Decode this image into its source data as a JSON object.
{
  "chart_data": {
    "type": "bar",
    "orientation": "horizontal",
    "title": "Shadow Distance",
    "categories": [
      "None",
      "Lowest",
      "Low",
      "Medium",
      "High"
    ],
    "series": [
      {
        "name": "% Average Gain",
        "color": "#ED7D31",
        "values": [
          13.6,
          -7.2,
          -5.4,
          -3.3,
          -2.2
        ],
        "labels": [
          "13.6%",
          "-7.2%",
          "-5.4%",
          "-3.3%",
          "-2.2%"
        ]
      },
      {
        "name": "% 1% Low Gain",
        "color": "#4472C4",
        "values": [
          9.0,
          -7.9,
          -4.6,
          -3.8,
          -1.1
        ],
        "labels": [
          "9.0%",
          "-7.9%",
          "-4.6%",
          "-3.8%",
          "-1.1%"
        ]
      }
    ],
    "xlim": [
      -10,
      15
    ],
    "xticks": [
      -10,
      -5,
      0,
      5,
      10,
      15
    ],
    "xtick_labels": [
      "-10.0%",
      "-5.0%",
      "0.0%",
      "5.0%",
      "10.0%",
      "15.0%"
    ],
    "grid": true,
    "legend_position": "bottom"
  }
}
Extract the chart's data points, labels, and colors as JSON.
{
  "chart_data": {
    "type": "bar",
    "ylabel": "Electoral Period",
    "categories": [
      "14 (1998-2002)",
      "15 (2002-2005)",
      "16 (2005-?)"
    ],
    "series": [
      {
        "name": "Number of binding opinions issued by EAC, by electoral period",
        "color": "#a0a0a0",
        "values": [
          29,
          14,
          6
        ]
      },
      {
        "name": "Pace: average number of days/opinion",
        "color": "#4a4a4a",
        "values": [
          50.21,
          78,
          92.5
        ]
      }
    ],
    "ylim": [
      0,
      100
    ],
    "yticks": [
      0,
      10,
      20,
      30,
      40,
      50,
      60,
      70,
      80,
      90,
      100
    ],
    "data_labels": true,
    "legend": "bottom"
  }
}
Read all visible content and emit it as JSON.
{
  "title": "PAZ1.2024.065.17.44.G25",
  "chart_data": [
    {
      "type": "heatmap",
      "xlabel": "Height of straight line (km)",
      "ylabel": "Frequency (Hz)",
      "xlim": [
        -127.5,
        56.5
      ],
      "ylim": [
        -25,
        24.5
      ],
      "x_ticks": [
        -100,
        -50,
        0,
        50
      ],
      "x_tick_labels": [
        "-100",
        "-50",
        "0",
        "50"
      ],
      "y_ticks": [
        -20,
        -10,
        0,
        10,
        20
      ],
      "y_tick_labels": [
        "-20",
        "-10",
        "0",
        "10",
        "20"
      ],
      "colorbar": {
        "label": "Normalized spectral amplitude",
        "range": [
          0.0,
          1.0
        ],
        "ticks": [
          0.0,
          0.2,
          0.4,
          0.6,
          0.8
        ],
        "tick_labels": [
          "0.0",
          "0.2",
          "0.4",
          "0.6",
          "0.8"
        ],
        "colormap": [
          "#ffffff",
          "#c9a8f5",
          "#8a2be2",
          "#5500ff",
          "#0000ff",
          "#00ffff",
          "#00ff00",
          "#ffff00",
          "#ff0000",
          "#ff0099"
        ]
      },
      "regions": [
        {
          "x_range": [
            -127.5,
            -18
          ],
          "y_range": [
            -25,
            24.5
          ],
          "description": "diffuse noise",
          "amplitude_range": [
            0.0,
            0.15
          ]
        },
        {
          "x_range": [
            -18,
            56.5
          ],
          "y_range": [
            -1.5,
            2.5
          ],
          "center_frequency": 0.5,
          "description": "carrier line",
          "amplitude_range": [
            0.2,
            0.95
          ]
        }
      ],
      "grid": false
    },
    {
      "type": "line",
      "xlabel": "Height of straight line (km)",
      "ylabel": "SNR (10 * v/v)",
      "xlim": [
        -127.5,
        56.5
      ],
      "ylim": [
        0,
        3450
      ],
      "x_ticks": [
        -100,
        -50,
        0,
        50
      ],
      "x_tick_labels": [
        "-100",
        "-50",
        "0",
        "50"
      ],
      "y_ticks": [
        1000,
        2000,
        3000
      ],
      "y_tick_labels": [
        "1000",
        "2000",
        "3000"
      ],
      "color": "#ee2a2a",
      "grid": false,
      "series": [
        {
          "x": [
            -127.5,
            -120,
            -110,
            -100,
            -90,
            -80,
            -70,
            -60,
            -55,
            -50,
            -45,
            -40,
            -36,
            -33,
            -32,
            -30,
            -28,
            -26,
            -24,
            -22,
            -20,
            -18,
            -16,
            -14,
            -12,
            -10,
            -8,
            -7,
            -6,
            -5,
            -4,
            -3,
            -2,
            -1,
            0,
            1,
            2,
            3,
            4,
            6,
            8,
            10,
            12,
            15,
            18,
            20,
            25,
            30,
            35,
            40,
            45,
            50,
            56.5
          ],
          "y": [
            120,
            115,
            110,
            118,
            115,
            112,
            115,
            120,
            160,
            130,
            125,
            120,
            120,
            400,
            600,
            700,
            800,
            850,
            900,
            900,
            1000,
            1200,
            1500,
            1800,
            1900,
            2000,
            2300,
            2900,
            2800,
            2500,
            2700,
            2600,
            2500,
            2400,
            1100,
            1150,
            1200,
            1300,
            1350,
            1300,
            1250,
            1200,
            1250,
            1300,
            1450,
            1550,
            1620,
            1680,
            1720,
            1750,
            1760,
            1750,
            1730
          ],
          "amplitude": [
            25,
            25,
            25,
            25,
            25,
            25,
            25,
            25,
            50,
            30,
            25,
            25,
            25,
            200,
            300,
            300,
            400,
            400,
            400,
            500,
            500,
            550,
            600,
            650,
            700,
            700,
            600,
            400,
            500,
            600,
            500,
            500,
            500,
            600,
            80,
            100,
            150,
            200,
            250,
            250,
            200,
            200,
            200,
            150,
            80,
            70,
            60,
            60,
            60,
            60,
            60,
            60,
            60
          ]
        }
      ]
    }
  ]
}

---*---

» OBJECTIVE
Retype all of the entries precisely as they are.

» FULL RESPONSE
Decode this image into its source data as a JSON object.
{
  "chart_data": {
    "type": "bar",
    "orientation": "horizontal",
    "title": "Shadow Distance",
    "categories": [
      "None",
      "Lowest",
      "Low",
      "Medium",
      "High"
    ],
    "series": [
      {
        "name": "% Average Gain",
        "color": "#ED7D31",
        "values": [
          13.6,
          -7.2,
          -5.4,
          -3.3,
          -2.2
        ],
        "labels": [
          "13.6%",
          "-7.2%",
          "-5.4%",
          "-3.3%",
          "-2.2%"
        ]
      },
      {
        "name": "% 1% Low Gain",
        "color": "#4472C4",
        "values": [
          9.0,
          -7.9,
          -4.6,
          -3.8,
          -1.1
        ],
        "labels": [
          "9.0%",
          "-7.9%",
          "-4.6%",
          "-3.8%",
          "-1.1%"
        ]
      }
    ],
    "xlim": [
      -10,
      15
    ],
    "xticks": [
      -10,
      -5,
      0,
      5,
      10,
      15
    ],
    "xtick_labels": [
      "-10.0%",
      "-5.0%",
      "0.0%",
      "5.0%",
      "10.0%",
      "15.0%"
    ],
    "grid": true,
    "legend_position": "bottom"
  }
}
Extract the chart's data points, labels, and colors as JSON.
{
  "chart_data": {
    "type": "bar",
    "ylabel": "Electoral Period",
    "categories": [
      "14 (1998-2002)",
      "15 (2002-2005)",
      "16 (2005-?)"
    ],
    "series": [
      {
        "name": "Number of binding opinions issued by EAC, by electoral period",
        "color": "#a0a0a0",
        "values": [
          29,
          14,
          6
        ]
      },
      {
        "name": "Pace: average number of days/opinion",
        "color": "#4a4a4a",
        "values": [
          50.21,
          78,
          92.5
        ]
      }
    ],
    "ylim": [
      0,
      100
    ],
    "yticks": [
      0,
      10,
      20,
      30,
      40,
      50,
      60,
      70,
      80,
      90,
      100
    ],
    "data_labels": true,
    "legend": "bottom"
  }
}
Read all visible content and emit it as JSON.
{
  "title": "PAZ1.2024.065.17.44.G25",
  "chart_data": [
    {
      "type": "heatmap",
      "xlabel": "Height of straight line (km)",
      "ylabel": "Frequency (Hz)",
      "xlim": [
        -127.5,
        56.5
      ],
      "ylim": [
        -25,
        24.5
      ],
      "x_ticks": [
        -100,
        -50,
        0,
        50
      ],
      "x_tick_labels": [
        "-100",
        "-50",
        "0",
        "50"
      ],
      "y_ticks": [
        -20,
        -10,
        0,
        10,
        20
      ],
      "y_tick_labels": [
        "-20",
        "-10",
        "0",
        "10",
        "20"
      ],
      "colorbar": {
        "label": "Normalized spectral amplitude",
        "range": [
          0.0,
          1.0
        ],
        "ticks": [
          0.0,
          0.2,
          0.4,
          0.6,
          0.8
        ],
        "tick_labels": [
          "0.0",
          "0.2",
          "0.4",
          "0.6",
          "0.8"
        ],
        "colormap": [
          "#ffffff",
          "#c9a8f5",
          "#8a2be2",
          "#5500ff",
          "#0000ff",
          "#00ffff",
          "#00ff00",
          "#ffff00",
          "#ff0000",
          "#ff0099"
        ]
      },
      "regions": [
        {
          "x_range": [
            -127.5,
            -18
          ],
          "y_range": [
            -25,
            24.5
          ],
          "description": "diffuse noise",
          "amplitude_range": [
            0.0,
            0.15
          ]
        },
        {
          "x_range": [
            -18,
            56.5
          ],
          "y_range": [
            -1.5,
            2.5
          ],
          "center_frequency": 0.5,
          "description": "carrier line",
          "amplitude_range": [
            0.2,
            0.95
          ]
        }
      ],
      "grid": false
    },
    {
      "type": "line",
      "xlabel": "Height of straight line (km)",
      "ylabel": "SNR (10 * v/v)",
      "xlim": [
        -127.5,
        56.5
      ],
      "ylim": [
        0,
        3450
      ],
      "x_ticks": [
        -100,
        -50,
        0,
        50
      ],
      "x_tick_labels": [
        "-100",
        "-50",
        "0",
        "50"
      ],
      "y_ticks": [
        1000,
        2000,
        3000
      ],
      "y_tick_labels": [
        "1000",
        "2000",
        "3000"
      ],
      "color": "#ee2a2a",
      "grid": false,
      "series": [
        {
          "x": [
            -127.5,
            -120,
            -110,
            -100,
            -90,
            -80,
            -70,
            -60,
            -55,
            -50,
            -45,
            -40,
            -36,
            -33,
            -32,
            -30,
            -28,
            -26,
            -24,
            -22,
            -20,
            -18,
            -16,
            -14,
            -12,
            -10,
            -8,
            -7,
            -6,
            -5,
            -4,
            -3,
            -2,
            -1,
            0,
            1,
            2,
            3,
            4,
            6,
            8,
            10,
            12,
            15,
            18,
            20,
            25,
            30,
            35,
            40,
            45,
            50,
            56.5
          ],
          "y": [
            120,
            115,
            110,
            118,
            115,
            112,
            115,
            120,
            160,
            130,
            125,
            120,
            120,
            400,
            600,
            700,
            800,
            850,
            900,
            900,
            1000,
            1200,
            1500,
            1800,
            1900,
            2000,
            2300,
            2900,
            2800,
            2500,
            2700,
            2600,
            2500,
            2400,
            1100,
            1150,
            1200,
            1300,
            1350,
            1300,
            1250,
            1200,
            1250,
            1300,
            1450,
            1550,
            1620,
            1680,
            1720,
            1750,
            1760,
            1750,
            1730
          ],
          "amplitude": [
            25,
            25,
            25,
            25,
            25,
            25,
            25,
            25,
            50,
            30,
            25,
            25,
            25,
            200,
            300,
            300,
            400,
            400,
            400,
            500,
            500,
            550,
            600,
            650,
            700,
            700,
            600,
            400,
            500,
            600,
            500,
            500,
            500,
            600,
            80,
            100,
            150,
            200,
            250,
            250,
            200,
            200,
            200,
            150,
            80,
            70,
            60,
            60,
            60,
            60,
            60,
            60,
            60
          ]
        }
      ]
    }
  ]
}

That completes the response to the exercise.